Entries -
***

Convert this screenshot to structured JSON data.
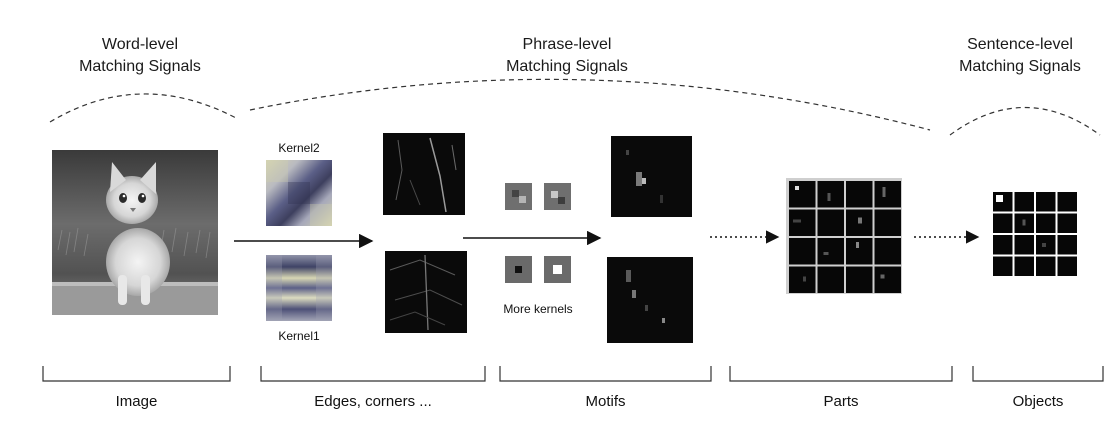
{
  "headers": {
    "word": [
      "Word-level",
      "Matching Signals"
    ],
    "phrase": [
      "Phrase-level",
      "Matching Signals"
    ],
    "sentence": [
      "Sentence-level",
      "Matching Signals"
    ]
  },
  "kernel_labels": {
    "kernel2": "Kernel2",
    "kernel1": "Kernel1",
    "more": "More kernels"
  },
  "stages": {
    "image": "Image",
    "edges": "Edges, corners ...",
    "motifs": "Motifs",
    "parts": "Parts",
    "objects": "Objects"
  },
  "colors": {
    "line": "#111111",
    "dark_map": "#0a0a0a",
    "kernel_blue": "#5b5f87",
    "kernel_cream": "#d8d7b4"
  },
  "icons": [
    "kitten-photo",
    "kernel-patch",
    "feature-map",
    "motif-patch",
    "parts-grid",
    "objects-grid"
  ]
}
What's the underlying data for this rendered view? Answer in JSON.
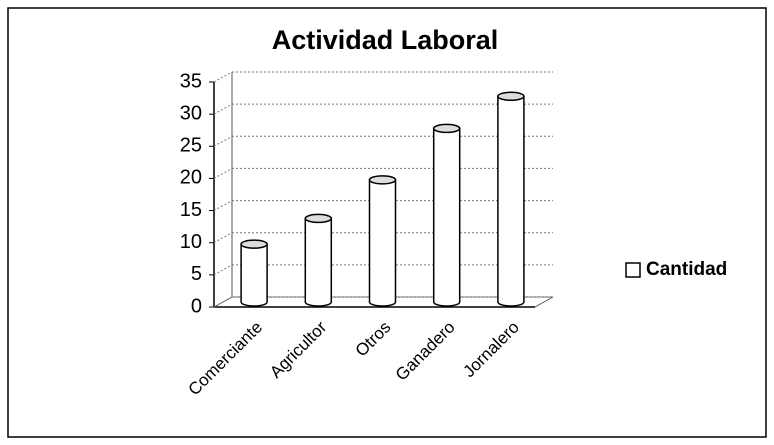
{
  "chart_data": {
    "type": "bar3d",
    "title": "Actividad Laboral",
    "categories": [
      "Comerciante",
      "Agricultor",
      "Otros",
      "Ganadero",
      "Jornalero"
    ],
    "series": [
      {
        "name": "Cantidad",
        "color": "#ffffff",
        "values": [
          9,
          13,
          19,
          27,
          32
        ]
      }
    ],
    "ylim": [
      0,
      35
    ],
    "yticks": [
      0,
      5,
      10,
      15,
      20,
      25,
      30,
      35
    ],
    "grid": true,
    "legend": "right"
  }
}
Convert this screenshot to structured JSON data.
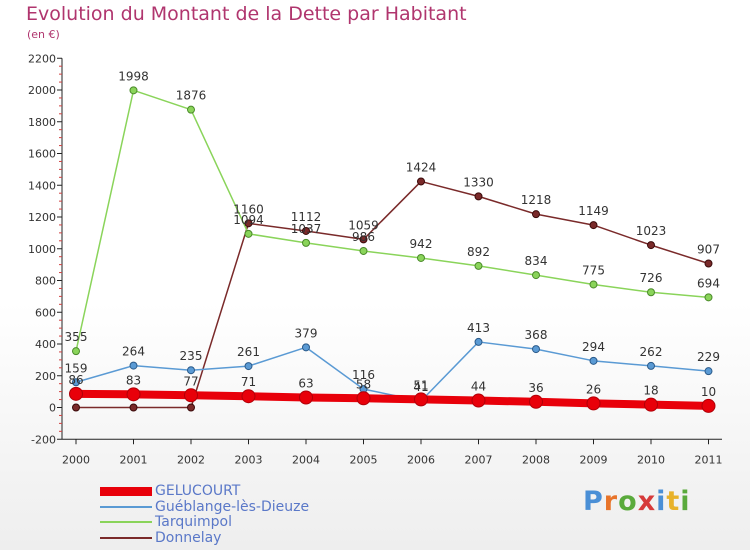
{
  "header": {
    "title": "Evolution du Montant de la Dette par Habitant",
    "subtitle": "(en €)"
  },
  "brand": {
    "text": "Proxiti",
    "letter_colors": [
      "#4a8fd6",
      "#e8742a",
      "#5aaa3c",
      "#d63a3a",
      "#4a8fd6",
      "#e8b22a",
      "#5aaa3c"
    ]
  },
  "chart_data": {
    "type": "line",
    "categories": [
      "2000",
      "2001",
      "2002",
      "2003",
      "2004",
      "2005",
      "2006",
      "2007",
      "2008",
      "2009",
      "2010",
      "2011"
    ],
    "ylim": [
      -200,
      2200
    ],
    "yticks": [
      -200,
      0,
      200,
      400,
      600,
      800,
      1000,
      1200,
      1400,
      1600,
      1800,
      2000,
      2200
    ],
    "grid": false,
    "legend_position": "bottom-left",
    "series": [
      {
        "name": "GELUCOURT",
        "color": "#e8000a",
        "values": [
          86,
          83,
          77,
          71,
          63,
          58,
          51,
          44,
          36,
          26,
          18,
          10
        ]
      },
      {
        "name": "Guéblange-lès-Dieuze",
        "color": "#5a9ad4",
        "values": [
          159,
          264,
          235,
          261,
          379,
          116,
          41,
          413,
          368,
          294,
          262,
          229
        ]
      },
      {
        "name": "Tarquimpol",
        "color": "#8ad45a",
        "values": [
          355,
          1998,
          1876,
          1094,
          1037,
          986,
          942,
          892,
          834,
          775,
          726,
          694
        ]
      },
      {
        "name": "Donnelay",
        "color": "#7a2a2a",
        "values": [
          0,
          0,
          0,
          1160,
          1112,
          1059,
          1424,
          1330,
          1218,
          1149,
          1023,
          907
        ]
      }
    ]
  }
}
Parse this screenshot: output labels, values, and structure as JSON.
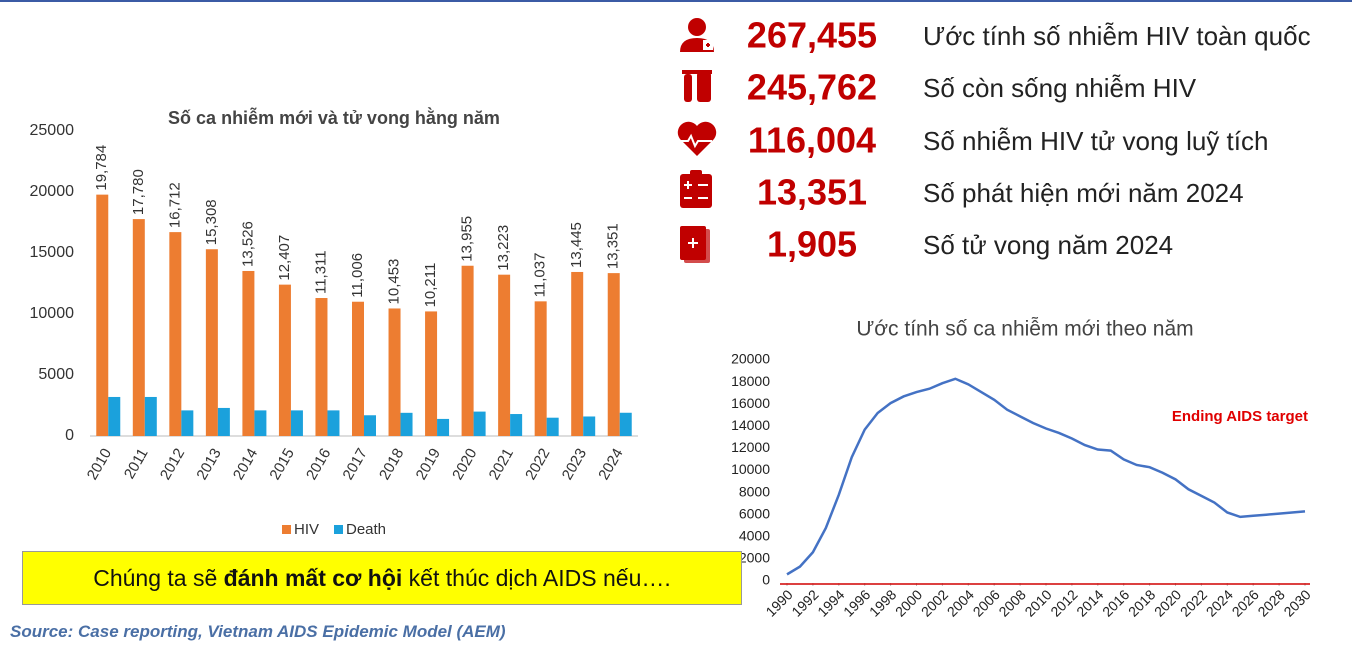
{
  "chart_data": [
    {
      "type": "bar",
      "title": "Số ca nhiễm mới và tử vong hằng năm",
      "categories": [
        "2010",
        "2011",
        "2012",
        "2013",
        "2014",
        "2015",
        "2016",
        "2017",
        "2018",
        "2019",
        "2020",
        "2021",
        "2022",
        "2023",
        "2024"
      ],
      "series": [
        {
          "name": "HIV",
          "color": "#ed7d31",
          "values": [
            19784,
            17780,
            16712,
            15308,
            13526,
            12407,
            11311,
            11006,
            10453,
            10211,
            13955,
            13223,
            11037,
            13445,
            13351
          ],
          "value_labels": [
            "19,784",
            "17,780",
            "16,712",
            "15,308",
            "13,526",
            "12,407",
            "11,311",
            "11,006",
            "10,453",
            "10,211",
            "13,955",
            "13,223",
            "11,037",
            "13,445",
            "13,351"
          ]
        },
        {
          "name": "Death",
          "color": "#1ba1dc",
          "values": [
            3200,
            3200,
            2100,
            2300,
            2100,
            2100,
            2100,
            1700,
            1900,
            1400,
            2000,
            1800,
            1500,
            1600,
            1905
          ]
        }
      ],
      "ylim": [
        0,
        25000
      ],
      "yticks": [
        0,
        5000,
        10000,
        15000,
        20000,
        25000
      ],
      "legend": "bottom"
    },
    {
      "type": "line",
      "title": "Ước tính số ca nhiễm mới theo năm",
      "x": [
        1990,
        1991,
        1992,
        1993,
        1994,
        1995,
        1996,
        1997,
        1998,
        1999,
        2000,
        2001,
        2002,
        2003,
        2004,
        2005,
        2006,
        2007,
        2008,
        2009,
        2010,
        2011,
        2012,
        2013,
        2014,
        2015,
        2016,
        2017,
        2018,
        2019,
        2020,
        2021,
        2022,
        2023,
        2024,
        2025,
        2026,
        2027,
        2028,
        2029,
        2030
      ],
      "values": [
        600,
        1300,
        2600,
        4800,
        7800,
        11200,
        13700,
        15200,
        16100,
        16700,
        17100,
        17400,
        17900,
        18300,
        17800,
        17100,
        16400,
        15500,
        14900,
        14300,
        13800,
        13400,
        12900,
        12300,
        11900,
        11800,
        11000,
        10500,
        10300,
        9800,
        9200,
        8300,
        7700,
        7100,
        6200,
        5800,
        5900,
        6000,
        6100,
        6200,
        6300
      ],
      "color": "#4472c4",
      "xlim": [
        1990,
        2030
      ],
      "xticks": [
        1990,
        1992,
        1994,
        1996,
        1998,
        2000,
        2002,
        2004,
        2006,
        2008,
        2010,
        2012,
        2014,
        2016,
        2018,
        2020,
        2022,
        2024,
        2026,
        2028,
        2030
      ],
      "ylim": [
        0,
        20000
      ],
      "yticks": [
        0,
        2000,
        4000,
        6000,
        8000,
        10000,
        12000,
        14000,
        16000,
        18000,
        20000
      ],
      "annotation": "Ending AIDS target"
    }
  ],
  "stats": [
    {
      "value": "267,455",
      "label": "Ước tính số nhiễm HIV toàn quốc"
    },
    {
      "value": "245,762",
      "label": "Số còn sống nhiễm HIV"
    },
    {
      "value": "116,004",
      "label": "Số nhiễm HIV tử vong luỹ tích"
    },
    {
      "value": "13,351",
      "label": "Số phát hiện mới năm 2024"
    },
    {
      "value": "1,905",
      "label": "Số tử vong năm 2024"
    }
  ],
  "banner": {
    "before": "Chúng ta sẽ ",
    "bold": "đánh mất cơ hội",
    "after": " kết thúc dịch AIDS nếu…."
  },
  "source": "Source: Case reporting, Vietnam AIDS Epidemic Model (AEM)"
}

***

Required work - Return the records exactly. Don't carry the pictures over.

Expected answer -
Convert this screenshot to structured JSON data.
{
  "headers": {
    "word": [
      "Word-level",
      "Matching Signals"
    ],
    "phrase": [
      "Phrase-level",
      "Matching Signals"
    ],
    "sentence": [
      "Sentence-level",
      "Matching Signals"
    ]
  },
  "kernel_labels": {
    "kernel2": "Kernel2",
    "kernel1": "Kernel1",
    "more": "More kernels"
  },
  "stages": {
    "image": "Image",
    "edges": "Edges, corners ...",
    "motifs": "Motifs",
    "parts": "Parts",
    "objects": "Objects"
  },
  "colors": {
    "line": "#111111",
    "dark_map": "#0a0a0a",
    "kernel_blue": "#5b5f87",
    "kernel_cream": "#d8d7b4"
  },
  "icons": [
    "kitten-photo",
    "kernel-patch",
    "feature-map",
    "motif-patch",
    "parts-grid",
    "objects-grid"
  ]
}
What's the underlying data for this rendered view? Answer in JSON.
{
  "chart_data": {
    "type": "bar3d",
    "title": "Actividad Laboral",
    "categories": [
      "Comerciante",
      "Agricultor",
      "Otros",
      "Ganadero",
      "Jornalero"
    ],
    "series": [
      {
        "name": "Cantidad",
        "color": "#ffffff",
        "values": [
          9,
          13,
          19,
          27,
          32
        ]
      }
    ],
    "ylim": [
      0,
      35
    ],
    "yticks": [
      0,
      5,
      10,
      15,
      20,
      25,
      30,
      35
    ],
    "grid": true,
    "legend": "right"
  }
}
Convert this screenshot to structured JSON data.
{
  "header": {
    "title": "Evolution du Montant de la Dette par Habitant",
    "subtitle": "(en €)"
  },
  "brand": {
    "text": "Proxiti",
    "letter_colors": [
      "#4a8fd6",
      "#e8742a",
      "#5aaa3c",
      "#d63a3a",
      "#4a8fd6",
      "#e8b22a",
      "#5aaa3c"
    ]
  },
  "chart_data": {
    "type": "line",
    "categories": [
      "2000",
      "2001",
      "2002",
      "2003",
      "2004",
      "2005",
      "2006",
      "2007",
      "2008",
      "2009",
      "2010",
      "2011"
    ],
    "ylim": [
      -200,
      2200
    ],
    "yticks": [
      -200,
      0,
      200,
      400,
      600,
      800,
      1000,
      1200,
      1400,
      1600,
      1800,
      2000,
      2200
    ],
    "grid": false,
    "legend_position": "bottom-left",
    "series": [
      {
        "name": "GELUCOURT",
        "color": "#e8000a",
        "values": [
          86,
          83,
          77,
          71,
          63,
          58,
          51,
          44,
          36,
          26,
          18,
          10
        ]
      },
      {
        "name": "Guéblange-lès-Dieuze",
        "color": "#5a9ad4",
        "values": [
          159,
          264,
          235,
          261,
          379,
          116,
          41,
          413,
          368,
          294,
          262,
          229
        ]
      },
      {
        "name": "Tarquimpol",
        "color": "#8ad45a",
        "values": [
          355,
          1998,
          1876,
          1094,
          1037,
          986,
          942,
          892,
          834,
          775,
          726,
          694
        ]
      },
      {
        "name": "Donnelay",
        "color": "#7a2a2a",
        "values": [
          0,
          0,
          0,
          1160,
          1112,
          1059,
          1424,
          1330,
          1218,
          1149,
          1023,
          907
        ]
      }
    ]
  }
}
Parse this screenshot: output labels, values, and structure as JSON.
{
  "chart_data": [
    {
      "type": "bar",
      "title": "Số ca nhiễm mới và tử vong hằng năm",
      "categories": [
        "2010",
        "2011",
        "2012",
        "2013",
        "2014",
        "2015",
        "2016",
        "2017",
        "2018",
        "2019",
        "2020",
        "2021",
        "2022",
        "2023",
        "2024"
      ],
      "series": [
        {
          "name": "HIV",
          "color": "#ed7d31",
          "values": [
            19784,
            17780,
            16712,
            15308,
            13526,
            12407,
            11311,
            11006,
            10453,
            10211,
            13955,
            13223,
            11037,
            13445,
            13351
          ],
          "value_labels": [
            "19,784",
            "17,780",
            "16,712",
            "15,308",
            "13,526",
            "12,407",
            "11,311",
            "11,006",
            "10,453",
            "10,211",
            "13,955",
            "13,223",
            "11,037",
            "13,445",
            "13,351"
          ]
        },
        {
          "name": "Death",
          "color": "#1ba1dc",
          "values": [
            3200,
            3200,
            2100,
            2300,
            2100,
            2100,
            2100,
            1700,
            1900,
            1400,
            2000,
            1800,
            1500,
            1600,
            1905
          ]
        }
      ],
      "ylim": [
        0,
        25000
      ],
      "yticks": [
        0,
        5000,
        10000,
        15000,
        20000,
        25000
      ],
      "legend": "bottom"
    },
    {
      "type": "line",
      "title": "Ước tính số ca nhiễm mới theo năm",
      "x": [
        1990,
        1991,
        1992,
        1993,
        1994,
        1995,
        1996,
        1997,
        1998,
        1999,
        2000,
        2001,
        2002,
        2003,
        2004,
        2005,
        2006,
        2007,
        2008,
        2009,
        2010,
        2011,
        2012,
        2013,
        2014,
        2015,
        2016,
        2017,
        2018,
        2019,
        2020,
        2021,
        2022,
        2023,
        2024,
        2025,
        2026,
        2027,
        2028,
        2029,
        2030
      ],
      "values": [
        600,
        1300,
        2600,
        4800,
        7800,
        11200,
        13700,
        15200,
        16100,
        16700,
        17100,
        17400,
        17900,
        18300,
        17800,
        17100,
        16400,
        15500,
        14900,
        14300,
        13800,
        13400,
        12900,
        12300,
        11900,
        11800,
        11000,
        10500,
        10300,
        9800,
        9200,
        8300,
        7700,
        7100,
        6200,
        5800,
        5900,
        6000,
        6100,
        6200,
        6300
      ],
      "color": "#4472c4",
      "xlim": [
        1990,
        2030
      ],
      "xticks": [
        1990,
        1992,
        1994,
        1996,
        1998,
        2000,
        2002,
        2004,
        2006,
        2008,
        2010,
        2012,
        2014,
        2016,
        2018,
        2020,
        2022,
        2024,
        2026,
        2028,
        2030
      ],
      "ylim": [
        0,
        20000
      ],
      "yticks": [
        0,
        2000,
        4000,
        6000,
        8000,
        10000,
        12000,
        14000,
        16000,
        18000,
        20000
      ],
      "annotation": "Ending AIDS target"
    }
  ],
  "stats": [
    {
      "value": "267,455",
      "label": "Ước tính số nhiễm HIV toàn quốc"
    },
    {
      "value": "245,762",
      "label": "Số còn sống nhiễm HIV"
    },
    {
      "value": "116,004",
      "label": "Số nhiễm HIV tử vong luỹ tích"
    },
    {
      "value": "13,351",
      "label": "Số phát hiện mới năm 2024"
    },
    {
      "value": "1,905",
      "label": "Số tử vong năm 2024"
    }
  ],
  "banner": {
    "before": "Chúng ta sẽ ",
    "bold": "đánh mất cơ hội",
    "after": " kết thúc dịch AIDS nếu…."
  },
  "source": "Source: Case reporting, Vietnam AIDS Epidemic Model (AEM)"
}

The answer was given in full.